Riscrivi per intero, parola per parola, il brano sul software libero nella Pubblica Amministrazione.

■ BRANO DA ESAMINARE

____________________

Vagando in rete, mi sono imbattuto poco fa nel blog “DelleFragiliCose” ove, tra (condivisibili) discorsi di politica e (divertenti) divagazioni su Lapo Elkann, l’autore affronta il tema del software libero. Anzi, mi sembra di capire che il tema dell’opensource, affrontato in risposta ad un post di Beppe Grillo, sia stato proprio il pretesto che lo ha spinto a lanciare il suo blog.

In sintesi, DelleFragiliCose (che proprio per la loro dichiarata fragilità temo si siano ormai rotte) se la prende con il Grillone Nazionale in relazione alla sua ultima crociata, lanciata questa volta a favore del software OpenSource nella Pubblica Amministrazione.
Lo fa affermando che Grillo, nel suo post nel quale sostiene che la Pubblica Amministrazione per risparmiare debba scegliere soluzioni Open Source, pecchi di populismo. A tal proposito, a mio giudizio è opportuno fare delle considerazioni di metodo e delle considerazioni di merito.

____________________

■ ELENCO DEI DATI
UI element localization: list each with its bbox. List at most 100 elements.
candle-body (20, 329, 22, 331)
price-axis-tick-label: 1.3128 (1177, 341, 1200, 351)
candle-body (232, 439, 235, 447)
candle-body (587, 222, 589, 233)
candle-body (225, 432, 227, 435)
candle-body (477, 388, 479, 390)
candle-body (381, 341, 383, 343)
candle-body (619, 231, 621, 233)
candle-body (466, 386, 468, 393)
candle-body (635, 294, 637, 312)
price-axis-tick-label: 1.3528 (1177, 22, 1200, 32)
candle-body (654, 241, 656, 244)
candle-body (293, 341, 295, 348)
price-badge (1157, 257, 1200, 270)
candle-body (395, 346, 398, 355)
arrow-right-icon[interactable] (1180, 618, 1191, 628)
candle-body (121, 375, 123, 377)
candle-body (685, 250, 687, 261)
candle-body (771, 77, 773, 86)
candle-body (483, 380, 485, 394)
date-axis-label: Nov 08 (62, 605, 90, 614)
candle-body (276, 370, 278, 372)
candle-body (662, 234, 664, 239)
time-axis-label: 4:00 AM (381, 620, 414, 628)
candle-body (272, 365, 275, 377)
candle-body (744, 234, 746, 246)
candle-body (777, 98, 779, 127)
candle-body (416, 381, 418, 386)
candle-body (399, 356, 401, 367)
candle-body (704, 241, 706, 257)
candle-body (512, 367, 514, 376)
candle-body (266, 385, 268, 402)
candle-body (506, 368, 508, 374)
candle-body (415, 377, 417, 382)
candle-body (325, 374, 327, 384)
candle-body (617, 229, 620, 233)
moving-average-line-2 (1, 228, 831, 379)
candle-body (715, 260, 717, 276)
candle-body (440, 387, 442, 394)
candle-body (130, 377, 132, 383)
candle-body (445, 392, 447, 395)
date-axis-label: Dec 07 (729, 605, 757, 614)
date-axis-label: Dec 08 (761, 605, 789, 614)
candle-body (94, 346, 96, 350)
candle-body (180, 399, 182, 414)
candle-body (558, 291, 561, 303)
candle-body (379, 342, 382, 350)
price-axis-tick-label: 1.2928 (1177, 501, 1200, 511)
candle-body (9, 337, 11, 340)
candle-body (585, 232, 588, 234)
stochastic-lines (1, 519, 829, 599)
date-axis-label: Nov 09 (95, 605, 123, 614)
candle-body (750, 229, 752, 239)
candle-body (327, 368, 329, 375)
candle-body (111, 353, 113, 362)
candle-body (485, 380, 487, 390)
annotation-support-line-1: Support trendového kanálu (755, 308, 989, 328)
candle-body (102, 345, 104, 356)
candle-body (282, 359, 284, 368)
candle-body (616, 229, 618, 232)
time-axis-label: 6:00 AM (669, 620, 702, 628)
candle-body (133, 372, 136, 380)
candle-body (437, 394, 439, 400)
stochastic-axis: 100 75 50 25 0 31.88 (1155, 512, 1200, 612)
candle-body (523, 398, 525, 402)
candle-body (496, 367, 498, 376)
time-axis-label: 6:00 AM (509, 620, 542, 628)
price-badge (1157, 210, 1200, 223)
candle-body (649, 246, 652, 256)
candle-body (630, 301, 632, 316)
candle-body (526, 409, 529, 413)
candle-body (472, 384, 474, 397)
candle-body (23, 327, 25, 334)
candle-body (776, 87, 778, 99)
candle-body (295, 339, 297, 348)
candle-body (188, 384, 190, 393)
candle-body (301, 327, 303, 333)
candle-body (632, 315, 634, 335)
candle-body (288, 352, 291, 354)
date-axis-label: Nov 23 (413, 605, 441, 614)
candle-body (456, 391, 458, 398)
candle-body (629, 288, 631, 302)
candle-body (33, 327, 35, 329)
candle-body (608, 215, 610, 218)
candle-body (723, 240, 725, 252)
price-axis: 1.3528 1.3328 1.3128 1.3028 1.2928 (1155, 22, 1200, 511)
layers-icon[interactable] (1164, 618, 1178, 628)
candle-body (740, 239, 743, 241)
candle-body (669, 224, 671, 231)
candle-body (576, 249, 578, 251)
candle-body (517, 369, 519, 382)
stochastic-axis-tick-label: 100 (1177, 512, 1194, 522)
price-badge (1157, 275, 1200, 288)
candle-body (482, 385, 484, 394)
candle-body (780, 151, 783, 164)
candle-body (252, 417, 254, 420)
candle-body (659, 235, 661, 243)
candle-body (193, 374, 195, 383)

____________________

■ SOLUZIONE DEL COMPITO
Vagando in rete, mi sono imbattuto poco fa nel blog “DelleFragiliCose” ove, tra (condivisibili) discorsi di politica e (divertenti) divagazioni su Lapo Elkann, l’autore affronta il tema del software libero. Anzi, mi sembra di capire che il tema dell’opensource, affrontato in risposta ad un post di Beppe Grillo, sia stato proprio il pretesto che lo ha spinto a lanciare il suo blog.

In sintesi, DelleFragiliCose (che proprio per la loro dichiarata fragilità temo si siano ormai rotte) se la prende con il Grillone Nazionale in relazione alla sua ultima crociata, lanciata questa volta a favore del software OpenSource nella Pubblica Amministrazione.
Lo fa affermando che Grillo, nel suo post nel quale sostiene che la Pubblica Amministrazione per risparmiare debba scegliere soluzioni Open Source, pecchi di populismo. A tal proposito, a mio giudizio è opportuno fare delle considerazioni di metodo e delle considerazioni di merito.